[Dataset items]
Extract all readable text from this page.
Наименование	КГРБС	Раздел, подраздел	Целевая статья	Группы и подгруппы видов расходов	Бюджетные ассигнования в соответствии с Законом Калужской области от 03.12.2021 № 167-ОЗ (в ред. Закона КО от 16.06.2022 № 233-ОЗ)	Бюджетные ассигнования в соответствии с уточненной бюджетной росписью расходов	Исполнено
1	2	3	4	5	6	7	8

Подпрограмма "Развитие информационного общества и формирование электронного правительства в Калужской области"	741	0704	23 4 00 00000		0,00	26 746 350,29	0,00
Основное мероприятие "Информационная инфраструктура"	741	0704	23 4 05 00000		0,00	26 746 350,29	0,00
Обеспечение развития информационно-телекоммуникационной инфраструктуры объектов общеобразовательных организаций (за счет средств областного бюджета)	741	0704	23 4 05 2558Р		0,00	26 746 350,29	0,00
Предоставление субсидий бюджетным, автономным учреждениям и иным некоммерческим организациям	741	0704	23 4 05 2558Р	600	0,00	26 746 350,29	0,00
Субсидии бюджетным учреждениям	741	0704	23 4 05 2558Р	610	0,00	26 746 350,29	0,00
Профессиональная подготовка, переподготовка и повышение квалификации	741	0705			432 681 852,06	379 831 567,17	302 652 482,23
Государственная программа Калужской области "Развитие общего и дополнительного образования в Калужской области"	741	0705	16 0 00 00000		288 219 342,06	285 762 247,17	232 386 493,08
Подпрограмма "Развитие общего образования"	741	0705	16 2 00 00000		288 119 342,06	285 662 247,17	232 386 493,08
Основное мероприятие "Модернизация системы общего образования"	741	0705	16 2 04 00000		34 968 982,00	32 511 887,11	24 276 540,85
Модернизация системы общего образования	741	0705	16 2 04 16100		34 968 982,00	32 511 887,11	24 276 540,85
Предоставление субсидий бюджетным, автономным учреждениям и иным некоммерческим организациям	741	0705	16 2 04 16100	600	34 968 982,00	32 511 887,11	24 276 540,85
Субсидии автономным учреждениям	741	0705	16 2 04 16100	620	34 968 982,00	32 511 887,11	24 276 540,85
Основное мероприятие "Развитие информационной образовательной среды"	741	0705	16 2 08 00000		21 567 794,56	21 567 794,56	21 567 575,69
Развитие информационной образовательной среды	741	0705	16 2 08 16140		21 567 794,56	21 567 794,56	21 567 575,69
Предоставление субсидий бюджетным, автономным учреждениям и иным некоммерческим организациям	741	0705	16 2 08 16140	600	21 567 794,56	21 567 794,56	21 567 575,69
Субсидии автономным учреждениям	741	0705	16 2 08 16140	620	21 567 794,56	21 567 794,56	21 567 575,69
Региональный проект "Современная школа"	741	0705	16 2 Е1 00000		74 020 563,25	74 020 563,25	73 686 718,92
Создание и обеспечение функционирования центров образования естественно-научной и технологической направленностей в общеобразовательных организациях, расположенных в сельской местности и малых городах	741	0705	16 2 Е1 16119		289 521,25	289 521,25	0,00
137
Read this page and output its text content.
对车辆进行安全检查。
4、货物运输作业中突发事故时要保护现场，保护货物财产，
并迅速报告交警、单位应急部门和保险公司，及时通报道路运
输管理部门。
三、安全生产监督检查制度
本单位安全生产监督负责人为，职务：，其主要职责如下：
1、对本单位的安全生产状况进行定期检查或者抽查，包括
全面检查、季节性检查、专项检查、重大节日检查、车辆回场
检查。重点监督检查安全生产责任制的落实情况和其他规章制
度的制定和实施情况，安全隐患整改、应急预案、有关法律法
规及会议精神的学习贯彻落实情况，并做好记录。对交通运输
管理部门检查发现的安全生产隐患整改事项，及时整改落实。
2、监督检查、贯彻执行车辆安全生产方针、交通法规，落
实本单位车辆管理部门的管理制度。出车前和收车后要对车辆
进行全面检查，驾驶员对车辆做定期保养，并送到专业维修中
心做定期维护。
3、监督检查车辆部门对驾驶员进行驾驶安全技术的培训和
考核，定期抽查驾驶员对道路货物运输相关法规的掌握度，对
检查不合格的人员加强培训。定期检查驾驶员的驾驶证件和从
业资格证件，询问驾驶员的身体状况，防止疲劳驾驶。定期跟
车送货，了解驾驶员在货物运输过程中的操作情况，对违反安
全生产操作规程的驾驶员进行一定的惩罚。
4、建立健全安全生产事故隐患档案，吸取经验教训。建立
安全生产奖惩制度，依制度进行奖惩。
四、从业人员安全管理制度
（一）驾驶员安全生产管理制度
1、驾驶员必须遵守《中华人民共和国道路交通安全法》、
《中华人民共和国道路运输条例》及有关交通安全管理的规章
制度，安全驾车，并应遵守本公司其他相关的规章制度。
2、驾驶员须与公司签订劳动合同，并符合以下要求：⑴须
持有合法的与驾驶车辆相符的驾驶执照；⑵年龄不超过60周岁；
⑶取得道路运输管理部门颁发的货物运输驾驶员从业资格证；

[Task statement] Type out the whole listing above again, exactly as it stands.

[Solution to this exercise]
Extract all readable text from this page.
Наименование	КГРБС	Раздел, подраздел	Целевая статья	Группы и подгруппы видов расходов	Бюджетные ассигнования в соответствии с Законом Калужской области от 03.12.2021 № 167-ОЗ (в ред. Закона КО от 16.06.2022 № 233-ОЗ)	Бюджетные ассигнования в соответствии с уточненной бюджетной росписью расходов	Исполнено
1	2	3	4	5	6	7	8

Подпрограмма "Развитие информационного общества и формирование электронного правительства в Калужской области"	741	0704	23 4 00 00000		0,00	26 746 350,29	0,00
Основное мероприятие "Информационная инфраструктура"	741	0704	23 4 05 00000		0,00	26 746 350,29	0,00
Обеспечение развития информационно-телекоммуникационной инфраструктуры объектов общеобразовательных организаций (за счет средств областного бюджета)	741	0704	23 4 05 2558Р		0,00	26 746 350,29	0,00
Предоставление субсидий бюджетным, автономным учреждениям и иным некоммерческим организациям	741	0704	23 4 05 2558Р	600	0,00	26 746 350,29	0,00
Субсидии бюджетным учреждениям	741	0704	23 4 05 2558Р	610	0,00	26 746 350,29	0,00
Профессиональная подготовка, переподготовка и повышение квалификации	741	0705			432 681 852,06	379 831 567,17	302 652 482,23
Государственная программа Калужской области "Развитие общего и дополнительного образования в Калужской области"	741	0705	16 0 00 00000		288 219 342,06	285 762 247,17	232 386 493,08
Подпрограмма "Развитие общего образования"	741	0705	16 2 00 00000		288 119 342,06	285 662 247,17	232 386 493,08
Основное мероприятие "Модернизация системы общего образования"	741	0705	16 2 04 00000		34 968 982,00	32 511 887,11	24 276 540,85
Модернизация системы общего образования	741	0705	16 2 04 16100		34 968 982,00	32 511 887,11	24 276 540,85
Предоставление субсидий бюджетным, автономным учреждениям и иным некоммерческим организациям	741	0705	16 2 04 16100	600	34 968 982,00	32 511 887,11	24 276 540,85
Субсидии автономным учреждениям	741	0705	16 2 04 16100	620	34 968 982,00	32 511 887,11	24 276 540,85
Основное мероприятие "Развитие информационной образовательной среды"	741	0705	16 2 08 00000		21 567 794,56	21 567 794,56	21 567 575,69
Развитие информационной образовательной среды	741	0705	16 2 08 16140		21 567 794,56	21 567 794,56	21 567 575,69
Предоставление субсидий бюджетным, автономным учреждениям и иным некоммерческим организациям	741	0705	16 2 08 16140	600	21 567 794,56	21 567 794,56	21 567 575,69
Субсидии автономным учреждениям	741	0705	16 2 08 16140	620	21 567 794,56	21 567 794,56	21 567 575,69
Региональный проект "Современная школа"	741	0705	16 2 Е1 00000		74 020 563,25	74 020 563,25	73 686 718,92
Создание и обеспечение функционирования центров образования естественно-научной и технологической направленностей в общеобразовательных организациях, расположенных в сельской местности и малых городах	741	0705	16 2 Е1 16119		289 521,25	289 521,25	0,00
137
Read this page and output its text content.
对车辆进行安全检查。
4、货物运输作业中突发事故时要保护现场，保护货物财产，
并迅速报告交警、单位应急部门和保险公司，及时通报道路运
输管理部门。
三、安全生产监督检查制度
本单位安全生产监督负责人为，职务：，其主要职责如下：
1、对本单位的安全生产状况进行定期检查或者抽查，包括
全面检查、季节性检查、专项检查、重大节日检查、车辆回场
检查。重点监督检查安全生产责任制的落实情况和其他规章制
度的制定和实施情况，安全隐患整改、应急预案、有关法律法
规及会议精神的学习贯彻落实情况，并做好记录。对交通运输
管理部门检查发现的安全生产隐患整改事项，及时整改落实。
2、监督检查、贯彻执行车辆安全生产方针、交通法规，落
实本单位车辆管理部门的管理制度。出车前和收车后要对车辆
进行全面检查，驾驶员对车辆做定期保养，并送到专业维修中
心做定期维护。
3、监督检查车辆部门对驾驶员进行驾驶安全技术的培训和
考核，定期抽查驾驶员对道路货物运输相关法规的掌握度，对
检查不合格的人员加强培训。定期检查驾驶员的驾驶证件和从
业资格证件，询问驾驶员的身体状况，防止疲劳驾驶。定期跟
车送货，了解驾驶员在货物运输过程中的操作情况，对违反安
全生产操作规程的驾驶员进行一定的惩罚。
4、建立健全安全生产事故隐患档案，吸取经验教训。建立
安全生产奖惩制度，依制度进行奖惩。
四、从业人员安全管理制度
（一）驾驶员安全生产管理制度
1、驾驶员必须遵守《中华人民共和国道路交通安全法》、
《中华人民共和国道路运输条例》及有关交通安全管理的规章
制度，安全驾车，并应遵守本公司其他相关的规章制度。
2、驾驶员须与公司签订劳动合同，并符合以下要求：⑴须
持有合法的与驾驶车辆相符的驾驶执照；⑵年龄不超过60周岁；
⑶取得道路运输管理部门颁发的货物运输驾驶员从业资格证；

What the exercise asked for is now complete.